Exercise → Write out each entry, exactly the way it appears.

Data →

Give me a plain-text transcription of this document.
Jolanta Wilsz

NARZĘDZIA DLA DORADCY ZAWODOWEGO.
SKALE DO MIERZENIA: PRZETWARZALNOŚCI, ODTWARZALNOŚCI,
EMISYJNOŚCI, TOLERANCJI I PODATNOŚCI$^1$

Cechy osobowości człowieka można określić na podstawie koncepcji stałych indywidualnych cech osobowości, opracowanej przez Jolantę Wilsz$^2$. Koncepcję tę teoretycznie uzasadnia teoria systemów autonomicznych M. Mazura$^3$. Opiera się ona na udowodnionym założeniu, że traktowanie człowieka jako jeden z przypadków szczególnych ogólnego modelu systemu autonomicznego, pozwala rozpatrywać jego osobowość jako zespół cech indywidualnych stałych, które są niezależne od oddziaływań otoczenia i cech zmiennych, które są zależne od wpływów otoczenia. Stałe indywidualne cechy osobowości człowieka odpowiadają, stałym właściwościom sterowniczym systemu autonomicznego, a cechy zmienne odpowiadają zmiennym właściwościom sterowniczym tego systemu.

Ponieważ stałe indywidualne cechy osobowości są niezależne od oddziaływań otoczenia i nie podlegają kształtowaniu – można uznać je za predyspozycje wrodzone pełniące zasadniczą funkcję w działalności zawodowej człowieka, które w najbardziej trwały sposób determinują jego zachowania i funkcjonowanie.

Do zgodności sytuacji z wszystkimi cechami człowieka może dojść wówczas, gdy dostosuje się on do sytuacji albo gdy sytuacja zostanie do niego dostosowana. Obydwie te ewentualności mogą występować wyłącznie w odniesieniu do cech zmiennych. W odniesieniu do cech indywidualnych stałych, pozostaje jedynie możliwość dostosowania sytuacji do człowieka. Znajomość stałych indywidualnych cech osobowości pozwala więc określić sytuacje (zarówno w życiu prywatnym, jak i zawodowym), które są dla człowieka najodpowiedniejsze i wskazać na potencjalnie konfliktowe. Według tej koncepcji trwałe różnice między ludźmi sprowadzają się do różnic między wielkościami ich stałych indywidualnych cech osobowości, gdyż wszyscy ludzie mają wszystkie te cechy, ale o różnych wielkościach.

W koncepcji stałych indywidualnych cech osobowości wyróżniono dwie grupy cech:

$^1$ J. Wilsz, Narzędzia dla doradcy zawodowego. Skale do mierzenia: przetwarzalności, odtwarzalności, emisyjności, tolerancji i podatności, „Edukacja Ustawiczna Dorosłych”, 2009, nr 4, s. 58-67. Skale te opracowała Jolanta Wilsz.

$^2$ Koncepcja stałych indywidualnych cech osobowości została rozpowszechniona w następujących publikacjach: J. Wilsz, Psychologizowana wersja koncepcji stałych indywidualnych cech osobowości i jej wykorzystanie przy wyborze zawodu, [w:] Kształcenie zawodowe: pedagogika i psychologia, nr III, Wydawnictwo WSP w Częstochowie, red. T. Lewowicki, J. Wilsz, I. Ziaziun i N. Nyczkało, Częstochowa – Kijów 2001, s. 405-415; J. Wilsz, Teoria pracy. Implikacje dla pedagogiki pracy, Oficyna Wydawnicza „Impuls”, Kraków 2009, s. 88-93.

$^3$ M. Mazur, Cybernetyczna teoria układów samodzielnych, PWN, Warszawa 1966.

Final result →
Give me a plain-text transcription of this document.
Jolanta Wilsz

NARZĘDZIA DLA DORADCY ZAWODOWEGO.
SKALE DO MIERZENIA: PRZETWARZALNOŚCI, ODTWARZALNOŚCI,
EMISYJNOŚCI, TOLERANCJI I PODATNOŚCI$^1$

Cechy osobowości człowieka można określić na podstawie koncepcji stałych indywidualnych cech osobowości, opracowanej przez Jolantę Wilsz$^2$. Koncepcję tę teoretycznie uzasadnia teoria systemów autonomicznych M. Mazura$^3$. Opiera się ona na udowodnionym założeniu, że traktowanie człowieka jako jeden z przypadków szczególnych ogólnego modelu systemu autonomicznego, pozwala rozpatrywać jego osobowość jako zespół cech indywidualnych stałych, które są niezależne od oddziaływań otoczenia i cech zmiennych, które są zależne od wpływów otoczenia. Stałe indywidualne cechy osobowości człowieka odpowiadają, stałym właściwościom sterowniczym systemu autonomicznego, a cechy zmienne odpowiadają zmiennym właściwościom sterowniczym tego systemu.

Ponieważ stałe indywidualne cechy osobowości są niezależne od oddziaływań otoczenia i nie podlegają kształtowaniu – można uznać je za predyspozycje wrodzone pełniące zasadniczą funkcję w działalności zawodowej człowieka, które w najbardziej trwały sposób determinują jego zachowania i funkcjonowanie.

Do zgodności sytuacji z wszystkimi cechami człowieka może dojść wówczas, gdy dostosuje się on do sytuacji albo gdy sytuacja zostanie do niego dostosowana. Obydwie te ewentualności mogą występować wyłącznie w odniesieniu do cech zmiennych. W odniesieniu do cech indywidualnych stałych, pozostaje jedynie możliwość dostosowania sytuacji do człowieka. Znajomość stałych indywidualnych cech osobowości pozwala więc określić sytuacje (zarówno w życiu prywatnym, jak i zawodowym), które są dla człowieka najodpowiedniejsze i wskazać na potencjalnie konfliktowe. Według tej koncepcji trwałe różnice między ludźmi sprowadzają się do różnic między wielkościami ich stałych indywidualnych cech osobowości, gdyż wszyscy ludzie mają wszystkie te cechy, ale o różnych wielkościach.

W koncepcji stałych indywidualnych cech osobowości wyróżniono dwie grupy cech:

$^1$ J. Wilsz, Narzędzia dla doradcy zawodowego. Skale do mierzenia: przetwarzalności, odtwarzalności, emisyjności, tolerancji i podatności, „Edukacja Ustawiczna Dorosłych”, 2009, nr 4, s. 58-67. Skale te opracowała Jolanta Wilsz.

$^2$ Koncepcja stałych indywidualnych cech osobowości została rozpowszechniona w następujących publikacjach: J. Wilsz, Psychologizowana wersja koncepcji stałych indywidualnych cech osobowości i jej wykorzystanie przy wyborze zawodu, [w:] Kształcenie zawodowe: pedagogika i psychologia, nr III, Wydawnictwo WSP w Częstochowie, red. T. Lewowicki, J. Wilsz, I. Ziaziun i N. Nyczkało, Częstochowa – Kijów 2001, s. 405-415; J. Wilsz, Teoria pracy. Implikacje dla pedagogiki pracy, Oficyna Wydawnicza „Impuls”, Kraków 2009, s. 88-93.

$^3$ M. Mazur, Cybernetyczna teoria układów samodzielnych, PWN, Warszawa 1966.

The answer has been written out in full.